━━ Exercise materials

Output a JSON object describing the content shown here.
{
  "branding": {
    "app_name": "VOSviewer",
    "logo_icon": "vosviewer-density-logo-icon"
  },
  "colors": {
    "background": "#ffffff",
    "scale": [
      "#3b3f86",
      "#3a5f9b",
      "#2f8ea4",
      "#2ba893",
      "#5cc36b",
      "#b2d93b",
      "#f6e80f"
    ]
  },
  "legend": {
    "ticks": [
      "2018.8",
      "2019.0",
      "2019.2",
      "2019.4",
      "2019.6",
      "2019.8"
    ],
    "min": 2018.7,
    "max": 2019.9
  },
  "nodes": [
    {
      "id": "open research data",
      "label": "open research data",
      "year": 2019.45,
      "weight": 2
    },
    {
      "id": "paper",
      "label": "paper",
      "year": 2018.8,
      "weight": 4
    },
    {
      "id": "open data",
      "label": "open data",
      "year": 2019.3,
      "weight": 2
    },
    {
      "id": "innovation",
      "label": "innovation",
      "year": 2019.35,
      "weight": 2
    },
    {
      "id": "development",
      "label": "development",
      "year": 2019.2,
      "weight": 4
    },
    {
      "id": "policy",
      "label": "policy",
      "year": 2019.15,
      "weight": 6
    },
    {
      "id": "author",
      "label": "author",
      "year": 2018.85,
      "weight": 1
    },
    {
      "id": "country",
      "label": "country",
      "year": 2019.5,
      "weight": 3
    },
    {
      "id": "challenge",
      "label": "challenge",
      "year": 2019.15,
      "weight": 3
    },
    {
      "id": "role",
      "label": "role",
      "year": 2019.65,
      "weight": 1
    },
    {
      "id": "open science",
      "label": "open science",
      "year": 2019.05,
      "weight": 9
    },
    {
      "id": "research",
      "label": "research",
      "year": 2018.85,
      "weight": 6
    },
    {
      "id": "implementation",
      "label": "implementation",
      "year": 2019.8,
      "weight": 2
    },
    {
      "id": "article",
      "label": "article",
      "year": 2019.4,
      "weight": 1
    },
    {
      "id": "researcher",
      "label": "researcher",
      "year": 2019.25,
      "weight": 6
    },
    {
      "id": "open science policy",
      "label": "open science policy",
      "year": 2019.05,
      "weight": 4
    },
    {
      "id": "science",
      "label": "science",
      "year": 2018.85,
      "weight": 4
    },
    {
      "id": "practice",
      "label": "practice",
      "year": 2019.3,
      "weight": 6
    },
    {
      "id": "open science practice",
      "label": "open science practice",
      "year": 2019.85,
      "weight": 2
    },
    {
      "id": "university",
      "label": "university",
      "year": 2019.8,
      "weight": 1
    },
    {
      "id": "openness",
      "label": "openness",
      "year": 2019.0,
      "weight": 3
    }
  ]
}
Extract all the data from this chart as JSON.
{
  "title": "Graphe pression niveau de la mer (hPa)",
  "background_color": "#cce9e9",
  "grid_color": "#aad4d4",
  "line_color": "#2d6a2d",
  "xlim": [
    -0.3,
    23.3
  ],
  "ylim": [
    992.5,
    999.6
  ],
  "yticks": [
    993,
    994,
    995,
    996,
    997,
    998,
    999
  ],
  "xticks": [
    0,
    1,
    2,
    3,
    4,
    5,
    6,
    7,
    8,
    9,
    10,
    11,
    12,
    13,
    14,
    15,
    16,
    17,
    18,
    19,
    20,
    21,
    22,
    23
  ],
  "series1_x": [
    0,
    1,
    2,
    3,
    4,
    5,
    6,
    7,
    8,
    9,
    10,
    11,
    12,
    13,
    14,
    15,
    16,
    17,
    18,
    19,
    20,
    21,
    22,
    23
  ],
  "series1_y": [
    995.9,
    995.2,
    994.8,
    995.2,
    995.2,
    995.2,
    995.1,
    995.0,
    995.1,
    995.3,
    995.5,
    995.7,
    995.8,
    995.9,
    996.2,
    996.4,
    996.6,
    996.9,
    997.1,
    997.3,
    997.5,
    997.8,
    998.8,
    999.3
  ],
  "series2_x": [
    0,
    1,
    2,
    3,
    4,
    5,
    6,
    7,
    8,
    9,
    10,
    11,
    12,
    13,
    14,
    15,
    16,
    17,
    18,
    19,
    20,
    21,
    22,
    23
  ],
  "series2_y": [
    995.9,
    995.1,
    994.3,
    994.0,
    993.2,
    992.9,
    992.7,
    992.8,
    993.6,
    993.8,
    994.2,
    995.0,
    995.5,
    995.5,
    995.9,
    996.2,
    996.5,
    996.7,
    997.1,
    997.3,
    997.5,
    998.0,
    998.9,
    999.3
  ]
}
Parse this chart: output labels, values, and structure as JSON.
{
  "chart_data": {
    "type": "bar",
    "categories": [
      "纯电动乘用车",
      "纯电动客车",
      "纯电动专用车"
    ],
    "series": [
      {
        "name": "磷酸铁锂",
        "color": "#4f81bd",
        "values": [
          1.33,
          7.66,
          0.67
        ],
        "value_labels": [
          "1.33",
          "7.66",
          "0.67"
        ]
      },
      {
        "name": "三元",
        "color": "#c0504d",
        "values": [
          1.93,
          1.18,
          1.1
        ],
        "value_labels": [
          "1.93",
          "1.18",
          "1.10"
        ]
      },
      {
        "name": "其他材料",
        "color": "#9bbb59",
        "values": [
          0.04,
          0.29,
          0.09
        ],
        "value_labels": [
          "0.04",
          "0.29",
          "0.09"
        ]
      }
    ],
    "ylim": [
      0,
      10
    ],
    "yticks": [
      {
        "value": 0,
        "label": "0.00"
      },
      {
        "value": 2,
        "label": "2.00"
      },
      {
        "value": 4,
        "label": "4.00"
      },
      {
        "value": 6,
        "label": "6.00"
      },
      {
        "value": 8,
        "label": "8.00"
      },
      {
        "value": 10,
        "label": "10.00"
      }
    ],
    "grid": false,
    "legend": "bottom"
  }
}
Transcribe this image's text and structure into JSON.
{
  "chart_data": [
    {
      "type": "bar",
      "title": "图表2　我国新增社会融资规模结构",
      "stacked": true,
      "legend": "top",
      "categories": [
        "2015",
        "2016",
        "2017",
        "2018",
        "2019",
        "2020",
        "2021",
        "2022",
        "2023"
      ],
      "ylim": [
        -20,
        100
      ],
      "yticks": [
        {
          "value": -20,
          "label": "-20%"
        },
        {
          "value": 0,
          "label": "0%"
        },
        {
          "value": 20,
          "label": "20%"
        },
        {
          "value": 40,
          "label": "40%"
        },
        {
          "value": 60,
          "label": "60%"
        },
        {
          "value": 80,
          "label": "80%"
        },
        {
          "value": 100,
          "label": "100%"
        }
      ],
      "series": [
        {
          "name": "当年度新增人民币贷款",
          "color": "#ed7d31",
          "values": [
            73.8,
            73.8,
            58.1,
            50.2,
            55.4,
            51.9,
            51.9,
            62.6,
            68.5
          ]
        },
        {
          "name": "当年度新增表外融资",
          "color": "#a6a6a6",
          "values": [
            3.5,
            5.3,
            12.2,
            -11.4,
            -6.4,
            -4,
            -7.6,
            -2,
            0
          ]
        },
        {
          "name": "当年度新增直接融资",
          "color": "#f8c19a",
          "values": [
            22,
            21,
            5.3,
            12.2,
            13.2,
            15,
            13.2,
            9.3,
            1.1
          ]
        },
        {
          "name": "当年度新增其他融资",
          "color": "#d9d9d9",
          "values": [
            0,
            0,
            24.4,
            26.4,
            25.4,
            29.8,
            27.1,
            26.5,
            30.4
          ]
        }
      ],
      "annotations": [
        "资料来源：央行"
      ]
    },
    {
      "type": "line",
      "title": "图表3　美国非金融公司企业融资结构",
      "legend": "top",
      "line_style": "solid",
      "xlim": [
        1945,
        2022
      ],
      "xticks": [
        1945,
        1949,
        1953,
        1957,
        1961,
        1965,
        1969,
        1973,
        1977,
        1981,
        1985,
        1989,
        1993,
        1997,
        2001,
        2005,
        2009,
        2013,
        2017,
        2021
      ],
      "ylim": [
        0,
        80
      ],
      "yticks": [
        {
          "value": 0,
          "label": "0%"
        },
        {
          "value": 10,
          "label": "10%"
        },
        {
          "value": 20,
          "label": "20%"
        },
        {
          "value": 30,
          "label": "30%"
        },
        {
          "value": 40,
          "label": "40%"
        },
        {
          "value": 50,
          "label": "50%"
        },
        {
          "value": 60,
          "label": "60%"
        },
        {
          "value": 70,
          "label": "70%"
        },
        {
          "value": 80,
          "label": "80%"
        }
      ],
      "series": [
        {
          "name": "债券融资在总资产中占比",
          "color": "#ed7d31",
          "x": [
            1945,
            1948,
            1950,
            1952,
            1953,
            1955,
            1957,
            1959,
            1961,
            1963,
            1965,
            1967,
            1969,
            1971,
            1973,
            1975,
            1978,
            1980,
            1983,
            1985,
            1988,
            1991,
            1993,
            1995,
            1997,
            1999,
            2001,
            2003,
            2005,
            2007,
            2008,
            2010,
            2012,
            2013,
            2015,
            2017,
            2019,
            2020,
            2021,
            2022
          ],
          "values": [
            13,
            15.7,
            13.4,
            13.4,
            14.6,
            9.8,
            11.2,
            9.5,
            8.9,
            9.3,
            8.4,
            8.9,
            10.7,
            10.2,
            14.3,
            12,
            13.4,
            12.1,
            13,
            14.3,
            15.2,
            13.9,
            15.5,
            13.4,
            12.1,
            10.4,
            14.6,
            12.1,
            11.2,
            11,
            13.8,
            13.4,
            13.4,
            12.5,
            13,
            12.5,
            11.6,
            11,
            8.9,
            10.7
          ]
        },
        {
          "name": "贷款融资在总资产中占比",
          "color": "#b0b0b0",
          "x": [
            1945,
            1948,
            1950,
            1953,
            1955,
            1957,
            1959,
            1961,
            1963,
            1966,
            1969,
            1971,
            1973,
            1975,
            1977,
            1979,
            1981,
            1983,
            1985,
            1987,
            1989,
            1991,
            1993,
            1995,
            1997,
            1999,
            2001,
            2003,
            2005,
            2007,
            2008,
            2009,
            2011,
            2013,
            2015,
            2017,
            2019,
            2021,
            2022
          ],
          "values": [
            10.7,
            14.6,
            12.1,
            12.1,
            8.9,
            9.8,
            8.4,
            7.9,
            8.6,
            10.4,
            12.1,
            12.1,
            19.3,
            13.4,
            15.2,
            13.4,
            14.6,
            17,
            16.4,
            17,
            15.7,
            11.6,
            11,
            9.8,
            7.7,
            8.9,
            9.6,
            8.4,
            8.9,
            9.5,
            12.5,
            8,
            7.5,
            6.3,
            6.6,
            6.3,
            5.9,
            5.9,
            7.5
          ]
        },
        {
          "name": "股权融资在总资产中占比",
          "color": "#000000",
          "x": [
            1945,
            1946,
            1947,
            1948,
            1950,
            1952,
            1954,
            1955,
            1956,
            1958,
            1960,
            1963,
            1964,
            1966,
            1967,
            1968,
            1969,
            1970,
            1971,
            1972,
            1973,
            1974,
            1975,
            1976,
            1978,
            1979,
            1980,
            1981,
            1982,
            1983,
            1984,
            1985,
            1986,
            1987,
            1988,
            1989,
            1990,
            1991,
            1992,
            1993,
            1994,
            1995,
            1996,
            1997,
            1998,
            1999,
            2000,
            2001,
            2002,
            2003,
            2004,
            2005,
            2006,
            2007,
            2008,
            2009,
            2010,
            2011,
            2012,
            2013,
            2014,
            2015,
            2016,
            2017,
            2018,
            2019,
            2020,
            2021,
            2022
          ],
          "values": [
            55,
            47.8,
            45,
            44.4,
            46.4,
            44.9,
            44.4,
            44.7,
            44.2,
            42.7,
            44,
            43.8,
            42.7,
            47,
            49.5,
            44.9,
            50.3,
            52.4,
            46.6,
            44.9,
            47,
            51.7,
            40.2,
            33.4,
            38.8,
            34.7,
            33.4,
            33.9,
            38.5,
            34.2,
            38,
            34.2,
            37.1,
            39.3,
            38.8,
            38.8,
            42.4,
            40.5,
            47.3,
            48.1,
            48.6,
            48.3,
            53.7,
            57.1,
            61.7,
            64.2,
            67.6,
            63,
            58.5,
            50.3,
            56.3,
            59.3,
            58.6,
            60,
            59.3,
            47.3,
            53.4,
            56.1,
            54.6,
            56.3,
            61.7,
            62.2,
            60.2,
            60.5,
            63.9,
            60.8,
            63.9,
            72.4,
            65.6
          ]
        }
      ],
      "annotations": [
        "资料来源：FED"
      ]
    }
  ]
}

━━━━

**Problem details:**
Gather each line in the data that holds the string "implementation".

**Complete answer:**
      "id": "implementation",
      "label": "implementation",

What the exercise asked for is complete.